[Records to use start]

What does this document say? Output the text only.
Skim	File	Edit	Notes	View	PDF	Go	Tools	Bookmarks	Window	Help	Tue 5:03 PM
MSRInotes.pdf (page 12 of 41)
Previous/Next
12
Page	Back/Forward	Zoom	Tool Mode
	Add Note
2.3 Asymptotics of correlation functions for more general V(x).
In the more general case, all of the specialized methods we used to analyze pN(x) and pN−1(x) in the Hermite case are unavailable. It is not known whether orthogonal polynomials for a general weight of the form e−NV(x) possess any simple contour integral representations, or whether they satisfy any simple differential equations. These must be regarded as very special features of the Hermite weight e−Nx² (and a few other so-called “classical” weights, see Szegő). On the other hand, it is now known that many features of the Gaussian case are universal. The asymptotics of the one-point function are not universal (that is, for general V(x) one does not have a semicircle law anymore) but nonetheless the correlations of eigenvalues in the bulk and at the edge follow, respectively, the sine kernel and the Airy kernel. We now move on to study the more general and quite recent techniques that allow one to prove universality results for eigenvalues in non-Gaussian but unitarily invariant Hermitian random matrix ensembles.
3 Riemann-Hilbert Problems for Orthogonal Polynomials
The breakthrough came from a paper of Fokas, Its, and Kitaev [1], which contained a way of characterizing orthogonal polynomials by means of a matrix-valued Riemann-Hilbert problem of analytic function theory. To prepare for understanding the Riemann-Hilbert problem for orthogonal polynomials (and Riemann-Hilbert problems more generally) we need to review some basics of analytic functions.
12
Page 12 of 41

[Records to use end]

• _Problem to work on_
Using the data above, say how many lines include "more". No other reply is needed.

• _Answer below_
3